-- START --

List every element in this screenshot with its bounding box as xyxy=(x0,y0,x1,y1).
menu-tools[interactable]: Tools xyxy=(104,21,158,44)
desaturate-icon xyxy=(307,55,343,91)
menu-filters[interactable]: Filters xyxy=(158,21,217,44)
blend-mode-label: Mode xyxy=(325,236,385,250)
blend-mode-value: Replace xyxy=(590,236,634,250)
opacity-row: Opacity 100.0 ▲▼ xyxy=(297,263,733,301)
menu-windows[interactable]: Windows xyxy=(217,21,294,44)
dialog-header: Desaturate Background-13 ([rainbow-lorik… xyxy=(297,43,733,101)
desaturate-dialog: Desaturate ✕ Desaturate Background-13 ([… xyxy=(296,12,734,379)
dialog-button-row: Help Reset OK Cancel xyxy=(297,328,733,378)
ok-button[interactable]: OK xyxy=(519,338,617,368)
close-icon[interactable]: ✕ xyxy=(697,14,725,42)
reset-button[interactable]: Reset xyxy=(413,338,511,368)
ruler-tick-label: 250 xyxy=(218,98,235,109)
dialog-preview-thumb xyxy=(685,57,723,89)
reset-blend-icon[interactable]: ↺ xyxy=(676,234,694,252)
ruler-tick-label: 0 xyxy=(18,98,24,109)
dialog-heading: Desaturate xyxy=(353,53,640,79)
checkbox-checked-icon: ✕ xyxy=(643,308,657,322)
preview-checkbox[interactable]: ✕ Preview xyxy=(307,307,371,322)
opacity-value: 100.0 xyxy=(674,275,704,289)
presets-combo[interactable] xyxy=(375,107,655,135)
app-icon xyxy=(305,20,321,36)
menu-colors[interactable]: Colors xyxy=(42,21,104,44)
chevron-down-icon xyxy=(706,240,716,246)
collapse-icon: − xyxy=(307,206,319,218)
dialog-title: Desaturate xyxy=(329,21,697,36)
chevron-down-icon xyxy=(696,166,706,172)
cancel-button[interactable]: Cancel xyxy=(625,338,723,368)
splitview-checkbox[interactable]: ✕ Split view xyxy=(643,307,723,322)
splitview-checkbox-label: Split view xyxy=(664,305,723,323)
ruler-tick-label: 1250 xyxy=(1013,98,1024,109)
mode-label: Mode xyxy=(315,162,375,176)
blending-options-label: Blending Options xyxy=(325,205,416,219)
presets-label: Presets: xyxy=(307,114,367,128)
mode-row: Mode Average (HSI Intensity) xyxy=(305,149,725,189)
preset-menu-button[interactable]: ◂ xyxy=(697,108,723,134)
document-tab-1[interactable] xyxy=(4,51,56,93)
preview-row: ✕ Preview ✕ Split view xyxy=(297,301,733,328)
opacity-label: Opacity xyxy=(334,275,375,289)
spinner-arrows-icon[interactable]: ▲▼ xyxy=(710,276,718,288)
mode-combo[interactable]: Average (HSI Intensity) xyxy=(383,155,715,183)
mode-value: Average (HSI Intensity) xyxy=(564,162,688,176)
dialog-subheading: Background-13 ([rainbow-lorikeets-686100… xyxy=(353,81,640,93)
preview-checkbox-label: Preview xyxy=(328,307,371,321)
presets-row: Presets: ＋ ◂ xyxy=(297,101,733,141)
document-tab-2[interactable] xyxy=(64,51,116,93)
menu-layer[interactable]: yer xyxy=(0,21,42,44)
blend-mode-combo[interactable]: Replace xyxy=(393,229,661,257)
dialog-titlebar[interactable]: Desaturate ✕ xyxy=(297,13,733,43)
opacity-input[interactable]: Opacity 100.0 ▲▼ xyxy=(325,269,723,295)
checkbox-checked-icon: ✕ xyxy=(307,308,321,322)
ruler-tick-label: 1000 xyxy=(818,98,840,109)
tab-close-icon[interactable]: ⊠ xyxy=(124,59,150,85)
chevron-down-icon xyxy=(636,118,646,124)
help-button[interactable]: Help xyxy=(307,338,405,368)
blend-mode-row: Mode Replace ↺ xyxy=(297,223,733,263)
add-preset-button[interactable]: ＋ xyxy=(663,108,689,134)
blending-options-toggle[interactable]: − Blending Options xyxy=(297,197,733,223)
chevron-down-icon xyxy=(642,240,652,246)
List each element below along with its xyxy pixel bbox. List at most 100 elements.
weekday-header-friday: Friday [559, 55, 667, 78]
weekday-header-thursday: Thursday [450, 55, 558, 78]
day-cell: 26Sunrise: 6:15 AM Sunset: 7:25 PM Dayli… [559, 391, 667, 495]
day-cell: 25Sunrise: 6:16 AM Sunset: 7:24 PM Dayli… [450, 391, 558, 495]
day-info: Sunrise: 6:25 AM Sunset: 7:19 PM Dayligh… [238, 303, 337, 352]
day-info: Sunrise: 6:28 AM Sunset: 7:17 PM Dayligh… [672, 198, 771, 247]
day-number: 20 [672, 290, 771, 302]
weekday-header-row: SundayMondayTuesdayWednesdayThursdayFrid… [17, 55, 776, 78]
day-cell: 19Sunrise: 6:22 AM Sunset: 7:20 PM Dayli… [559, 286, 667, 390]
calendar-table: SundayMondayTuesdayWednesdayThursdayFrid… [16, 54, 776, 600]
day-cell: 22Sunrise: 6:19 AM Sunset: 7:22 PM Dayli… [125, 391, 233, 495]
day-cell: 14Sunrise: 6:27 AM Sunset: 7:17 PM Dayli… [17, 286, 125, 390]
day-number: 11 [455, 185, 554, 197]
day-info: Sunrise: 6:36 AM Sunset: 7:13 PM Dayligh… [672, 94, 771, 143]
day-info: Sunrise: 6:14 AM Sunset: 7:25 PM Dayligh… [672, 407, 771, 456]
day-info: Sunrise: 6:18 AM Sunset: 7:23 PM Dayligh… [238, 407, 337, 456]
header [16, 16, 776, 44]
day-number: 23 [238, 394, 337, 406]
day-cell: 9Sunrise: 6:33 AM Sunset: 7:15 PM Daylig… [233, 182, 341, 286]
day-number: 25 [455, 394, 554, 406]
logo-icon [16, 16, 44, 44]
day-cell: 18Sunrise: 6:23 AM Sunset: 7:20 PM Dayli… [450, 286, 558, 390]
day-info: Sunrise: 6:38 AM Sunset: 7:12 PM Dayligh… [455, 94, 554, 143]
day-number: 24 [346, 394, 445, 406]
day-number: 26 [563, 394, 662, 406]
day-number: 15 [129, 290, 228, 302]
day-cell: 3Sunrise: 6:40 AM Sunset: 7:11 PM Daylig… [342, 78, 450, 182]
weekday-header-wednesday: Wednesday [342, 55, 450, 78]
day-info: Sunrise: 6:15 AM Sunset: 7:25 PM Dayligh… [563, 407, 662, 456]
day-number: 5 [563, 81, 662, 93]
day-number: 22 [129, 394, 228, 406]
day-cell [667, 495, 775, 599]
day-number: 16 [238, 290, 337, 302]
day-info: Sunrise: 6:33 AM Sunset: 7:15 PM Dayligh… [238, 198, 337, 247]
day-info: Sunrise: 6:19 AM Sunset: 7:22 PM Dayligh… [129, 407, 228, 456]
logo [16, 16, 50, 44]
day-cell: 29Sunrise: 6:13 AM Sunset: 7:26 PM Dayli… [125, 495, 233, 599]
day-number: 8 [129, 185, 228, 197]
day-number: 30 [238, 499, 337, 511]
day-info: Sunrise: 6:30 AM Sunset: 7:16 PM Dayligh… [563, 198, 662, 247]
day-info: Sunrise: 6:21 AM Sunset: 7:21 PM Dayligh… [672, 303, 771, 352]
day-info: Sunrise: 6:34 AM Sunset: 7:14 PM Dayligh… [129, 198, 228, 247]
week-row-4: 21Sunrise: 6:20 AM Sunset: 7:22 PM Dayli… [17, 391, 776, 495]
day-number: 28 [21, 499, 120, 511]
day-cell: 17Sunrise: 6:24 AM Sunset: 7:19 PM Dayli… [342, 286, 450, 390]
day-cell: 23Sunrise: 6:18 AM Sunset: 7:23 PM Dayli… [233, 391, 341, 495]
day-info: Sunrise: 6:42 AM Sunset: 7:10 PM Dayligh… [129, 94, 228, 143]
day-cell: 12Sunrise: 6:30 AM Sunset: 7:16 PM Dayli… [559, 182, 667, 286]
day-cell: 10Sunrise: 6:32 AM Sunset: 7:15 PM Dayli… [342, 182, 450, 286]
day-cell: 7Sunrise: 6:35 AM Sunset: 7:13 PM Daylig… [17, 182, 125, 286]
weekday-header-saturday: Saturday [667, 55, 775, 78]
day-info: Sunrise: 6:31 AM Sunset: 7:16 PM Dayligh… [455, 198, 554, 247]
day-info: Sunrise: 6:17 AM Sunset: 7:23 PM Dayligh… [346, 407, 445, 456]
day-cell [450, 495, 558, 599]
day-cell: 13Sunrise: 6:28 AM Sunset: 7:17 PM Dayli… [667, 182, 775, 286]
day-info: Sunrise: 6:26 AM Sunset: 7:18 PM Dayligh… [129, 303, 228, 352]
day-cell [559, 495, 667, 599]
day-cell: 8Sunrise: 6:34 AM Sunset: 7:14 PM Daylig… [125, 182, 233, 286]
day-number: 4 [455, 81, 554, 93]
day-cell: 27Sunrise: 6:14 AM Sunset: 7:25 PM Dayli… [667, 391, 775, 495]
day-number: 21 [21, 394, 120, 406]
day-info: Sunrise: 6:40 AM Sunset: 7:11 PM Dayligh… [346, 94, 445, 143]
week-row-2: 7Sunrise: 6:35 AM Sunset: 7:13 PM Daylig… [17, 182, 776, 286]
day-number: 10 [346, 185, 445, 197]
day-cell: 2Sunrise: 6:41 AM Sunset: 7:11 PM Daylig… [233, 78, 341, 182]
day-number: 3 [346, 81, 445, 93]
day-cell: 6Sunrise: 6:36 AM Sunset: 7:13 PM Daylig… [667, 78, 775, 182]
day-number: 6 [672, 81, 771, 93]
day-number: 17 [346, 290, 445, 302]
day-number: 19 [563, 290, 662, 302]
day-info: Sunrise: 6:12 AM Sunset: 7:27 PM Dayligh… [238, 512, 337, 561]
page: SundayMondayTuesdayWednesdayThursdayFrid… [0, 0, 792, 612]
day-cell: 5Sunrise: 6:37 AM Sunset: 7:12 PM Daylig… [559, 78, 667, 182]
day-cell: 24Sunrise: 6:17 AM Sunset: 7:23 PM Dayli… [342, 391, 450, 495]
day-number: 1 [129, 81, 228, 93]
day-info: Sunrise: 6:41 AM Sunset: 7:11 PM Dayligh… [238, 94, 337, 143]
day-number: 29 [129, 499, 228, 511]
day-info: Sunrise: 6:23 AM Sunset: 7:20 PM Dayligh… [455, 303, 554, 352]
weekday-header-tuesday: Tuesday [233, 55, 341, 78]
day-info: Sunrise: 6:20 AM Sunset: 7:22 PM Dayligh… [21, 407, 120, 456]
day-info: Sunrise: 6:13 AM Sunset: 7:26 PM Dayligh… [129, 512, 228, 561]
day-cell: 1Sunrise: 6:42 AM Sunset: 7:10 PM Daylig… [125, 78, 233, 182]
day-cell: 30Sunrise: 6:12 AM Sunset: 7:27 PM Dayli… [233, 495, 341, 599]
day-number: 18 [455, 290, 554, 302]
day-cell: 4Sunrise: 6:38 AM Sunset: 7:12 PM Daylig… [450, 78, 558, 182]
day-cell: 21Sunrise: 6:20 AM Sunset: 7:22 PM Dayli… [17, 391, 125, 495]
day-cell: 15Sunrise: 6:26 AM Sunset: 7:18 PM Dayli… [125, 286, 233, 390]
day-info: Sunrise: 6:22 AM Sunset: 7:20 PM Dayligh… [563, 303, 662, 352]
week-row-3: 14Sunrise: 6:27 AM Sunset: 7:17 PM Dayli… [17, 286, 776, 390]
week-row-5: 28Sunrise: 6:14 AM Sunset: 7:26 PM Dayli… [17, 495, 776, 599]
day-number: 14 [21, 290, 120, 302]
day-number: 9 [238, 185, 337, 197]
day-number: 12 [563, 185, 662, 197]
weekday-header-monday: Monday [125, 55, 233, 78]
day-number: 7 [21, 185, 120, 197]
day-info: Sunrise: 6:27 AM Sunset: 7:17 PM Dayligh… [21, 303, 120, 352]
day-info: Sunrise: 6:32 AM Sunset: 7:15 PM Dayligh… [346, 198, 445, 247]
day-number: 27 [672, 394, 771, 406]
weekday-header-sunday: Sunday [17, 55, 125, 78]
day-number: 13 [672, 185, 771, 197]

-- END --

Retype the data word for word, from its first line through the line that contains "ok-button[interactable]: OK xyxy=(519,338,617,368)", including both of those lines.

▶ SOLVED PROBLEM:
List every element in this screenshot with its bounding box as xyxy=(x0,y0,x1,y1).
menu-tools[interactable]: Tools xyxy=(104,21,158,44)
desaturate-icon xyxy=(307,55,343,91)
menu-filters[interactable]: Filters xyxy=(158,21,217,44)
blend-mode-label: Mode xyxy=(325,236,385,250)
blend-mode-value: Replace xyxy=(590,236,634,250)
opacity-row: Opacity 100.0 ▲▼ xyxy=(297,263,733,301)
menu-windows[interactable]: Windows xyxy=(217,21,294,44)
dialog-header: Desaturate Background-13 ([rainbow-lorik… xyxy=(297,43,733,101)
desaturate-dialog: Desaturate ✕ Desaturate Background-13 ([… xyxy=(296,12,734,379)
dialog-button-row: Help Reset OK Cancel xyxy=(297,328,733,378)
ok-button[interactable]: OK xyxy=(519,338,617,368)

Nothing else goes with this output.